Objective: Without including any images, reproduce each entry exactly.

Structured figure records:

——————

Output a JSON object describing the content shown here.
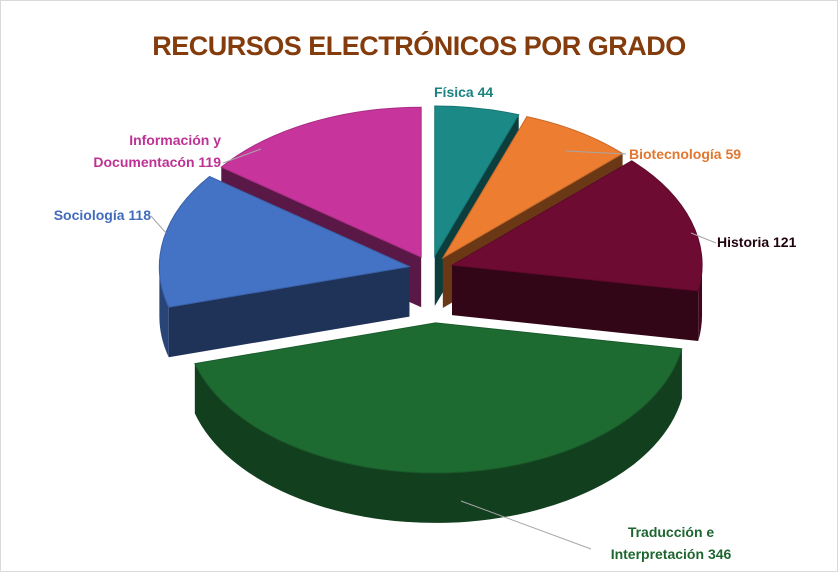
{
  "chart_data": {
    "type": "pie3d",
    "title": "RECURSOS ELECTRÓNICOS POR GRADO",
    "categories": [
      "Física",
      "Biotecnología",
      "Historia",
      "Traducción e Interpretación",
      "Sociología",
      "Información y Documentacón"
    ],
    "values": [
      44,
      59,
      121,
      346,
      118,
      119
    ],
    "colors": [
      "#1b8a87",
      "#ed7d31",
      "#6e0b32",
      "#1e6b32",
      "#4472c4",
      "#c7359c"
    ]
  }
}
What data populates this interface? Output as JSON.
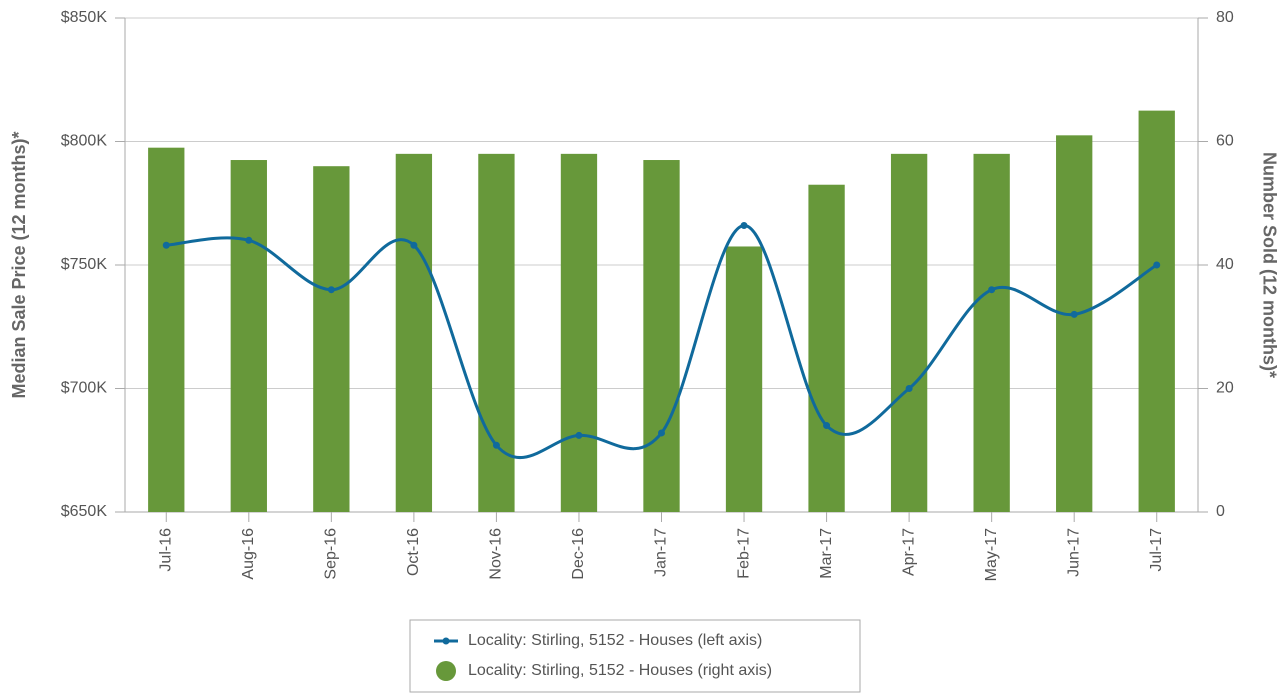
{
  "chart_data": {
    "type": "combo",
    "y_label": "Median Sale Price (12 months)*",
    "y2_label": "Number Sold (12 months)*",
    "categories": [
      "Jul-16",
      "Aug-16",
      "Sep-16",
      "Oct-16",
      "Nov-16",
      "Dec-16",
      "Jan-17",
      "Feb-17",
      "Mar-17",
      "Apr-17",
      "May-17",
      "Jun-17",
      "Jul-17"
    ],
    "series": [
      {
        "name": "Locality: Stirling, 5152 - Houses (right axis)",
        "type": "bar",
        "axis": "y2",
        "color": "#67983a",
        "values": [
          59,
          57,
          56,
          58,
          58,
          58,
          57,
          43,
          53,
          58,
          58,
          61,
          65
        ]
      },
      {
        "name": "Locality: Stirling, 5152 - Houses (left axis)",
        "type": "line",
        "color": "#106a9c",
        "values": [
          758000,
          760000,
          740000,
          758000,
          677000,
          681000,
          682000,
          766000,
          685000,
          700000,
          740000,
          730000,
          750000
        ]
      }
    ],
    "legend_order": [
      1,
      0
    ],
    "ylim": [
      650000,
      850000
    ],
    "yticks": [
      {
        "value": 650000,
        "label": "$650K"
      },
      {
        "value": 700000,
        "label": "$700K"
      },
      {
        "value": 750000,
        "label": "$750K"
      },
      {
        "value": 800000,
        "label": "$800K"
      },
      {
        "value": 850000,
        "label": "$850K"
      }
    ],
    "y2lim": [
      0,
      80
    ],
    "y2ticks": [
      0,
      20,
      40,
      60,
      80
    ],
    "grid": true
  }
}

——————

Reply to the task:
Output a JSON object describing the content shown here.
{
  "chart_data": {
    "type": "pie3d",
    "title": "RECURSOS ELECTRÓNICOS POR GRADO",
    "categories": [
      "Física",
      "Biotecnología",
      "Historia",
      "Traducción e Interpretación",
      "Sociología",
      "Información y Documentacón"
    ],
    "values": [
      44,
      59,
      121,
      346,
      118,
      119
    ],
    "colors": [
      "#1b8a87",
      "#ed7d31",
      "#6e0b32",
      "#1e6b32",
      "#4472c4",
      "#c7359c"
    ]
  }
}
What data populates this interface? Output as JSON.
{
  "chart_data": {
    "type": "combo",
    "y_label": "Median Sale Price (12 months)*",
    "y2_label": "Number Sold (12 months)*",
    "categories": [
      "Jul-16",
      "Aug-16",
      "Sep-16",
      "Oct-16",
      "Nov-16",
      "Dec-16",
      "Jan-17",
      "Feb-17",
      "Mar-17",
      "Apr-17",
      "May-17",
      "Jun-17",
      "Jul-17"
    ],
    "series": [
      {
        "name": "Locality: Stirling, 5152 - Houses (right axis)",
        "type": "bar",
        "axis": "y2",
        "color": "#67983a",
        "values": [
          59,
          57,
          56,
          58,
          58,
          58,
          57,
          43,
          53,
          58,
          58,
          61,
          65
        ]
      },
      {
        "name": "Locality: Stirling, 5152 - Houses (left axis)",
        "type": "line",
        "color": "#106a9c",
        "values": [
          758000,
          760000,
          740000,
          758000,
          677000,
          681000,
          682000,
          766000,
          685000,
          700000,
          740000,
          730000,
          750000
        ]
      }
    ],
    "legend_order": [
      1,
      0
    ],
    "ylim": [
      650000,
      850000
    ],
    "yticks": [
      {
        "value": 650000,
        "label": "$650K"
      },
      {
        "value": 700000,
        "label": "$700K"
      },
      {
        "value": 750000,
        "label": "$750K"
      },
      {
        "value": 800000,
        "label": "$800K"
      },
      {
        "value": 850000,
        "label": "$850K"
      }
    ],
    "y2lim": [
      0,
      80
    ],
    "y2ticks": [
      0,
      20,
      40,
      60,
      80
    ],
    "grid": true
  }
}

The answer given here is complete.